_Description of the task:_ Go through the entries below and pick out every line with "label".

________________

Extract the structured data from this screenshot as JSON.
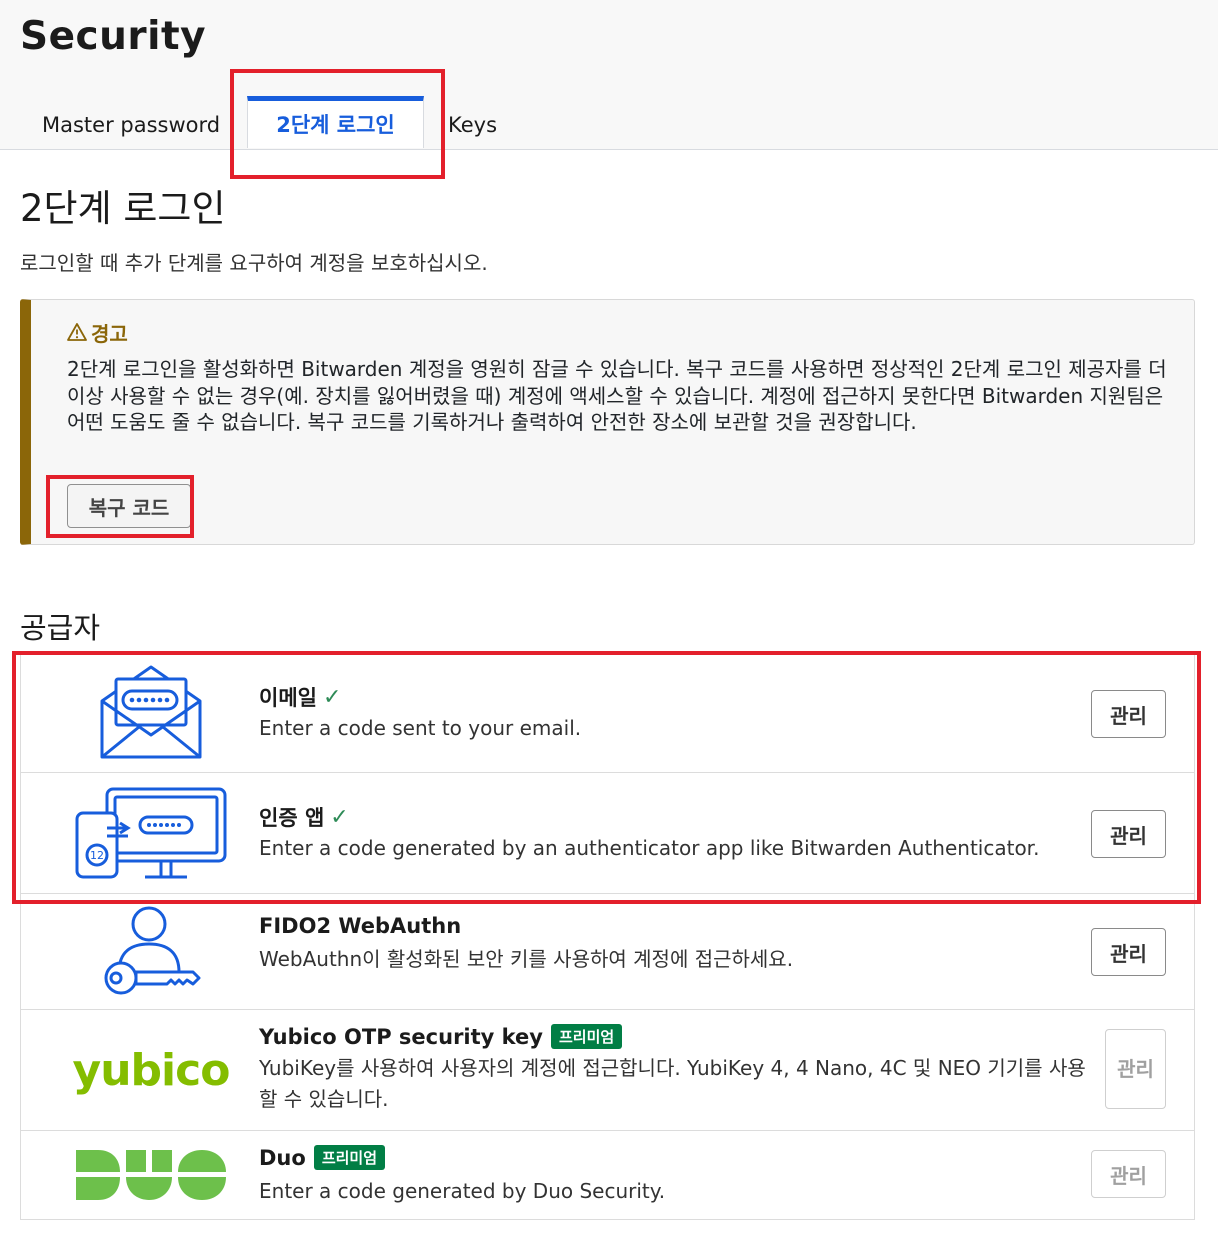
{
  "page_title": "Security",
  "tabs": [
    {
      "label": "Master password",
      "active": false
    },
    {
      "label": "2단계 로그인",
      "active": true
    },
    {
      "label": "Keys",
      "active": false
    }
  ],
  "section": {
    "title": "2단계 로그인",
    "description": "로그인할 때 추가 단계를 요구하여 계정을 보호하십시오."
  },
  "warning": {
    "icon": "warning-triangle-icon",
    "heading": "경고",
    "body": "2단계 로그인을 활성화하면 Bitwarden 계정을 영원히 잠글 수 있습니다. 복구 코드를 사용하면 정상적인 2단계 로그인 제공자를 더 이상 사용할 수 없는 경우(예. 장치를 잃어버렸을 때) 계정에 액세스할 수 있습니다. 계정에 접근하지 못한다면 Bitwarden 지원팀은 어떤 도움도 줄 수 없습니다. 복구 코드를 기록하거나 출력하여 안전한 장소에 보관할 것을 권장합니다.",
    "recovery_button": "복구 코드"
  },
  "providers_title": "공급자",
  "providers": [
    {
      "name": "이메일",
      "enabled_check": "✓",
      "description": "Enter a code sent to your email.",
      "manage": "관리",
      "icon": "email-icon"
    },
    {
      "name": "인증 앱",
      "enabled_check": "✓",
      "description": "Enter a code generated by an authenticator app like Bitwarden Authenticator.",
      "manage": "관리",
      "icon": "authenticator-app-icon",
      "phone_code": "12"
    },
    {
      "name": "FIDO2 WebAuthn",
      "description": "WebAuthn이 활성화된 보안 키를 사용하여 계정에 접근하세요.",
      "manage": "관리",
      "icon": "user-key-icon"
    },
    {
      "name": "Yubico OTP security key",
      "badge": "프리미엄",
      "description": "YubiKey를 사용하여 사용자의 계정에 접근합니다. YubiKey 4, 4 Nano, 4C 및 NEO 기기를 사용할 수 있습니다.",
      "manage": "관리",
      "logo_text": "yubico",
      "icon": "yubico-logo"
    },
    {
      "name": "Duo",
      "badge": "프리미엄",
      "description": "Enter a code generated by Duo Security.",
      "manage": "관리",
      "icon": "duo-logo"
    }
  ],
  "colors": {
    "accent": "#175ddc",
    "warning": "#8b6609",
    "premium": "#017e45",
    "highlight": "#e3202b",
    "yubico": "#84bd00",
    "duo": "#6dc04b"
  }
}
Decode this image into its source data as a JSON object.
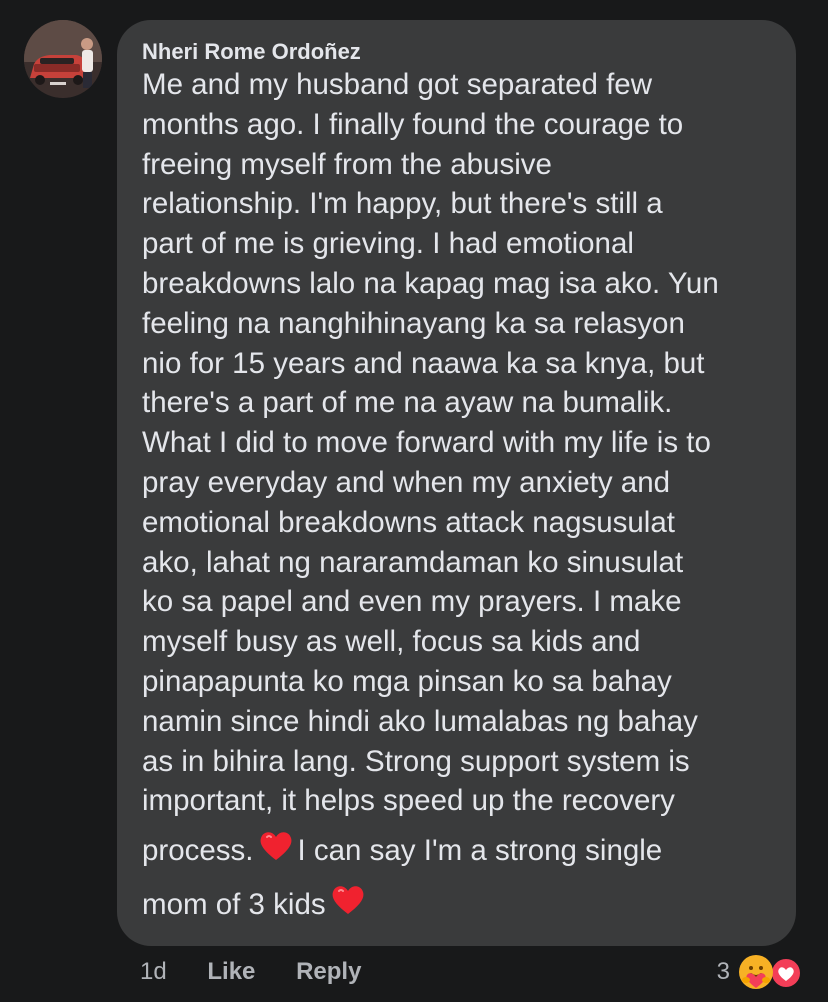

________________

_Complete output:_
      "label": "Master password",
      "label": "2단계 로그인",
      "label": "Keys",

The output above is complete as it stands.